Raw data
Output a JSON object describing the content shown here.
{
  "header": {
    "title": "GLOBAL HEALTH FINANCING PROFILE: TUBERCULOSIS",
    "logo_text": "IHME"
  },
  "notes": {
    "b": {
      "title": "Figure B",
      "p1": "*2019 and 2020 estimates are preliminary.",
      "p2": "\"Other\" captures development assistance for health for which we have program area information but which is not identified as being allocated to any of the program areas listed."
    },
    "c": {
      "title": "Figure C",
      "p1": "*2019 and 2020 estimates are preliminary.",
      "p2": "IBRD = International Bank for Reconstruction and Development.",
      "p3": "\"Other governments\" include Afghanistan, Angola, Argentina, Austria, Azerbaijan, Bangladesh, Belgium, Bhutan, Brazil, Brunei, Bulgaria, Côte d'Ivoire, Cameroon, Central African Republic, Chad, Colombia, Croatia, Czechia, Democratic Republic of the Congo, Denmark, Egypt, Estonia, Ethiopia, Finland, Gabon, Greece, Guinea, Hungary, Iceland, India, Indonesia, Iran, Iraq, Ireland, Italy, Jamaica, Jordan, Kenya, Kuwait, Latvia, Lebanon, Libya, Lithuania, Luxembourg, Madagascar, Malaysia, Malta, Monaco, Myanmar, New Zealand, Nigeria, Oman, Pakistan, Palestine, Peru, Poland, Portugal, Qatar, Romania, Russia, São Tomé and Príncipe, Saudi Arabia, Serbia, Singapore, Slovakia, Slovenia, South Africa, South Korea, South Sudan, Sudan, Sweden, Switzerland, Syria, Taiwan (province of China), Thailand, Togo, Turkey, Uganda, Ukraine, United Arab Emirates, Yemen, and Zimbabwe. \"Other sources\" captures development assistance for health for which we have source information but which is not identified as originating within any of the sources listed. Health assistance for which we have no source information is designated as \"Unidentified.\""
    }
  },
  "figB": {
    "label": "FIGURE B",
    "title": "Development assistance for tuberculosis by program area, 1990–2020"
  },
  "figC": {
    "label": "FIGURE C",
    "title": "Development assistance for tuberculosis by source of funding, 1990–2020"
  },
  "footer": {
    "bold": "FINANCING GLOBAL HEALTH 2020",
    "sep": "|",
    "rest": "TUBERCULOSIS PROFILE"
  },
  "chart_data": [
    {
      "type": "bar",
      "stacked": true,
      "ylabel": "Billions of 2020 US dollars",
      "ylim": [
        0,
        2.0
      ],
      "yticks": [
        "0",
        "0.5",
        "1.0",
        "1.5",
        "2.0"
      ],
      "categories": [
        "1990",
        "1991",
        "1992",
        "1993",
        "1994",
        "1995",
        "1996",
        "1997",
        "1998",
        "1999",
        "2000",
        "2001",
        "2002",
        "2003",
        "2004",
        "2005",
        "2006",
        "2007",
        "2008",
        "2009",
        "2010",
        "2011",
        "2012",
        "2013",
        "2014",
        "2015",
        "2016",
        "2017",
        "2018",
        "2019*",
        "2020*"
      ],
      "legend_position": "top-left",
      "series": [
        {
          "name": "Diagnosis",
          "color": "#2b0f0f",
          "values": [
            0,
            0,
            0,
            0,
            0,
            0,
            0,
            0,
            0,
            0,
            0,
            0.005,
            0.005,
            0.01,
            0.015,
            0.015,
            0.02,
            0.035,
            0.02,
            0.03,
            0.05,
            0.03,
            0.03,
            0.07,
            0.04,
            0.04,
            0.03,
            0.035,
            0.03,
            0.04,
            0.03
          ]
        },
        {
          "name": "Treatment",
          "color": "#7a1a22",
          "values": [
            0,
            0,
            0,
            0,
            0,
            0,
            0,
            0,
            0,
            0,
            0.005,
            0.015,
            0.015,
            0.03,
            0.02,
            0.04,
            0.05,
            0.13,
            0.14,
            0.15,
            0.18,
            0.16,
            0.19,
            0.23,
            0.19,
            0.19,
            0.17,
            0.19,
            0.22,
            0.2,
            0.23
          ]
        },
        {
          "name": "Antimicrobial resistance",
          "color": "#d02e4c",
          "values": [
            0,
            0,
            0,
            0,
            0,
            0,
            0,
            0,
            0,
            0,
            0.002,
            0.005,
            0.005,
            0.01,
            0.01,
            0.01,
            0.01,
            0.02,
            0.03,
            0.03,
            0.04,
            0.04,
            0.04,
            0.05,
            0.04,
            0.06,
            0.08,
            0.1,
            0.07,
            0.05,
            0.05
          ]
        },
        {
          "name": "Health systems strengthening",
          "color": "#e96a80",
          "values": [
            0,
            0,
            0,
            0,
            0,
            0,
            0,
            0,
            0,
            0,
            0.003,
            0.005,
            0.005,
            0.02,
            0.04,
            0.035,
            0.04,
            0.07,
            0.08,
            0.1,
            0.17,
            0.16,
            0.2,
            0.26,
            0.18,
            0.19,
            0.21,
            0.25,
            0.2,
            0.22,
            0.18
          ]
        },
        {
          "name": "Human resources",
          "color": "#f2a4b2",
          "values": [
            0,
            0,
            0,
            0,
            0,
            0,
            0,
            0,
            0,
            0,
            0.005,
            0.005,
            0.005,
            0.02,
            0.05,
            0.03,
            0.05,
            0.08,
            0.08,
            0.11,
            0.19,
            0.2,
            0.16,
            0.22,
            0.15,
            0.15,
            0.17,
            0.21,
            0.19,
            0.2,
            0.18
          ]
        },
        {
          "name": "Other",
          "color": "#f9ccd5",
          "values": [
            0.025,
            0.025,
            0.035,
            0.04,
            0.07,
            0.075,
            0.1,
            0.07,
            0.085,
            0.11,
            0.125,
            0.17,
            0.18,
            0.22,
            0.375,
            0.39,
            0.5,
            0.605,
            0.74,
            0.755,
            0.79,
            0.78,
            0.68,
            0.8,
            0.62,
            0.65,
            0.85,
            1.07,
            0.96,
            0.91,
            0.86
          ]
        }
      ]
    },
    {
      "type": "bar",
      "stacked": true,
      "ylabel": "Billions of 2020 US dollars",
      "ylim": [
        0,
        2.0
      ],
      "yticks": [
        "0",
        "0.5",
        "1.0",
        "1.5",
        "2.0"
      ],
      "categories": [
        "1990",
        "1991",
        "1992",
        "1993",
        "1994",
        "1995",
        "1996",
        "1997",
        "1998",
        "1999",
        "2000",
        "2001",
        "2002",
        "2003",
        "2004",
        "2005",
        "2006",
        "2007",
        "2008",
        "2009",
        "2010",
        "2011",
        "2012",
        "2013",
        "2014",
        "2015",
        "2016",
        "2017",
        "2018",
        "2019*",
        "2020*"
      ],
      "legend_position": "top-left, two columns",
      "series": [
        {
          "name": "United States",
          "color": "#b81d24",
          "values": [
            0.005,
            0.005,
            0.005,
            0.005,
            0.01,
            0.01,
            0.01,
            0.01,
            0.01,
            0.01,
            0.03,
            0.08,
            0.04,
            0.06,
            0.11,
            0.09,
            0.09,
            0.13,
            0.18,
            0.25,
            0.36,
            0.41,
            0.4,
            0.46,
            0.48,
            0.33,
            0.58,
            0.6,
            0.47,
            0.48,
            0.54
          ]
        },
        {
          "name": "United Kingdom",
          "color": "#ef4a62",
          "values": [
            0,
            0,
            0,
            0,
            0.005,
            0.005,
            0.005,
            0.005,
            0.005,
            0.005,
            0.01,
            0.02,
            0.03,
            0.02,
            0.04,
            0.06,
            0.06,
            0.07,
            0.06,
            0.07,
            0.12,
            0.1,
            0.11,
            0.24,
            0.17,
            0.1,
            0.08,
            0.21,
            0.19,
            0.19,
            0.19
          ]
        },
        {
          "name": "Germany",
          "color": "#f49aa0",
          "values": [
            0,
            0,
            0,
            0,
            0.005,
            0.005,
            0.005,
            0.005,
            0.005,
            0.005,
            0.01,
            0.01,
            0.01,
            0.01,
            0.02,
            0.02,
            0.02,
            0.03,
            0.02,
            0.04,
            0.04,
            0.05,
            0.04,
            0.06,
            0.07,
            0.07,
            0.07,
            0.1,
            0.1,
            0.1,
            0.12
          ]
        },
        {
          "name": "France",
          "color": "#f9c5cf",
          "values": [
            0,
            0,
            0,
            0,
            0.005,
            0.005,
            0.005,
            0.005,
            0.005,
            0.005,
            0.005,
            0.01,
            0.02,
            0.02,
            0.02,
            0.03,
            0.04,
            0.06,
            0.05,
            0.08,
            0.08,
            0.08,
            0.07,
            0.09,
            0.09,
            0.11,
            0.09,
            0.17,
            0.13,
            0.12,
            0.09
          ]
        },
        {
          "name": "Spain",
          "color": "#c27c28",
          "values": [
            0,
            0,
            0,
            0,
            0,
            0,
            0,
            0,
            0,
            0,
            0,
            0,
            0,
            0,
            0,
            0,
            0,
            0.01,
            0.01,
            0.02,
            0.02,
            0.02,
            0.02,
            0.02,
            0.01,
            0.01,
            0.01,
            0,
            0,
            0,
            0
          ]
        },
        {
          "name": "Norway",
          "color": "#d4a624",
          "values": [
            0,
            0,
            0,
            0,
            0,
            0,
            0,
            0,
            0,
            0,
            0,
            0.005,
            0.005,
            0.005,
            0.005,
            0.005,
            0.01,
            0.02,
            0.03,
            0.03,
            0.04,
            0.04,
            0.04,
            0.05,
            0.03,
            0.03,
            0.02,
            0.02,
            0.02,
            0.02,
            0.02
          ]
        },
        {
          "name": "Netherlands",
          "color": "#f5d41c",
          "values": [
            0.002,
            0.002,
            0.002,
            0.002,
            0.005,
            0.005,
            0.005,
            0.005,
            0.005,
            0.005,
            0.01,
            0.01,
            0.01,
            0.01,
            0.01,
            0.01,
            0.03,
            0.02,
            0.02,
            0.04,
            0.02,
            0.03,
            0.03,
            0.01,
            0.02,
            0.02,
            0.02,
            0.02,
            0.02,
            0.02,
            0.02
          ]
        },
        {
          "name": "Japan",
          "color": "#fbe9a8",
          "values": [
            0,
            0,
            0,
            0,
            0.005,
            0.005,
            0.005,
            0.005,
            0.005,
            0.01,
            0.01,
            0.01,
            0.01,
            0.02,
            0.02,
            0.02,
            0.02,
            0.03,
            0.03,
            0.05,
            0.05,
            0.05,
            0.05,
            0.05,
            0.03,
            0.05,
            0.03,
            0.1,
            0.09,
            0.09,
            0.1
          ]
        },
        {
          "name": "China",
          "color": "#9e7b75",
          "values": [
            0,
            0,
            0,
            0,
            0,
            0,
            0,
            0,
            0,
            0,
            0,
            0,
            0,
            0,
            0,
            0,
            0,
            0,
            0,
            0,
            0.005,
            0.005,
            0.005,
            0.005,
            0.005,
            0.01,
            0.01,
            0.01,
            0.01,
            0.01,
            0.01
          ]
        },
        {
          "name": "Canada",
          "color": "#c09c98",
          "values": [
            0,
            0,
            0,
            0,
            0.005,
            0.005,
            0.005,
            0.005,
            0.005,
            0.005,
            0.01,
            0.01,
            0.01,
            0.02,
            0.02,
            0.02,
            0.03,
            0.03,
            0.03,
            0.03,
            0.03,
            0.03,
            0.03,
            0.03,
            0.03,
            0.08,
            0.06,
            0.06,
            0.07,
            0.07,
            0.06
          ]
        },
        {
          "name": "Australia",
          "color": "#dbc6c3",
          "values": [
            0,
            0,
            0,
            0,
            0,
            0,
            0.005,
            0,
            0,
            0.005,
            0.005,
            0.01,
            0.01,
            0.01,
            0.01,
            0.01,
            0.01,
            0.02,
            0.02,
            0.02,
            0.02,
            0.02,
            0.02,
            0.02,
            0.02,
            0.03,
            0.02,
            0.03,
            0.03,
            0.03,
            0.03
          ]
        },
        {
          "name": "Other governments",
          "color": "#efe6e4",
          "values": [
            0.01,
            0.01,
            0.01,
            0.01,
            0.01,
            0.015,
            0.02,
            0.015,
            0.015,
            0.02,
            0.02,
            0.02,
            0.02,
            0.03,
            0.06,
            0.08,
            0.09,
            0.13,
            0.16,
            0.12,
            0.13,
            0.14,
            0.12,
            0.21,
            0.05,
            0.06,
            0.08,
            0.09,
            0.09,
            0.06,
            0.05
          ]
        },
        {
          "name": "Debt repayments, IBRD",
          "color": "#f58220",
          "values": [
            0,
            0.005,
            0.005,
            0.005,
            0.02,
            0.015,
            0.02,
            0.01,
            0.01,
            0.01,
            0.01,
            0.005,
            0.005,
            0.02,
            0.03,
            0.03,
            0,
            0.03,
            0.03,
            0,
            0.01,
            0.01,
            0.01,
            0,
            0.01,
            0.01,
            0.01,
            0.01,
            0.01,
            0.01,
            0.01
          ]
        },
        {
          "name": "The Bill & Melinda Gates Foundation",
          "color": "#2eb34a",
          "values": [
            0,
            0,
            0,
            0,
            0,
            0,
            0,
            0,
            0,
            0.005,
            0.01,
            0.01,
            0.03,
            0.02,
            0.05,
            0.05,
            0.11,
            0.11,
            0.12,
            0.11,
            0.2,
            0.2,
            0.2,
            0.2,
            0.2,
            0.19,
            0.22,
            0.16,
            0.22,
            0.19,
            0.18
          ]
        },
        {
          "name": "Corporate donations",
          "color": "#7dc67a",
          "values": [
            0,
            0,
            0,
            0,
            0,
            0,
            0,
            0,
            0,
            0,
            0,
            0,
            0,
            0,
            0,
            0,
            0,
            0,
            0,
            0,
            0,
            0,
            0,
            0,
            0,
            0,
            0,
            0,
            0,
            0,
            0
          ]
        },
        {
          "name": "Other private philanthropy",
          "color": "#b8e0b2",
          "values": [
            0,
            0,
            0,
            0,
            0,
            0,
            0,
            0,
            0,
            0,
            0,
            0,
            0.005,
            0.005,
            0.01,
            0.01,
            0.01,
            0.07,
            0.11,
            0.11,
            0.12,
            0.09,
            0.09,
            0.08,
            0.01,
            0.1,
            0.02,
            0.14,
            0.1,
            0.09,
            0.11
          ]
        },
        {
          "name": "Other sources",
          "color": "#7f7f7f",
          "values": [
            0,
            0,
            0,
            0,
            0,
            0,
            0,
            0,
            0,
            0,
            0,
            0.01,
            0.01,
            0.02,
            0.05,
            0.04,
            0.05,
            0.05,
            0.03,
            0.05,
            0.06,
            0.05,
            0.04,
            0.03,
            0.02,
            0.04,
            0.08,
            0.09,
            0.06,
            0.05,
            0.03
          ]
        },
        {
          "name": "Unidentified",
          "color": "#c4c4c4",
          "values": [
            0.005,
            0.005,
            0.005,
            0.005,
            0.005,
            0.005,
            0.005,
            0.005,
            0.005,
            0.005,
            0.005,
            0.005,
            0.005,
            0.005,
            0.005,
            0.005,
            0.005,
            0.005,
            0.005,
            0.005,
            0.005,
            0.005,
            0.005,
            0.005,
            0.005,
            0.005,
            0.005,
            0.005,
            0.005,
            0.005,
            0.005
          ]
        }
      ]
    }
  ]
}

Given task
What is the number of lines in the records above that include the word "area"? Reply with that number and nothing more.

Result of this task
2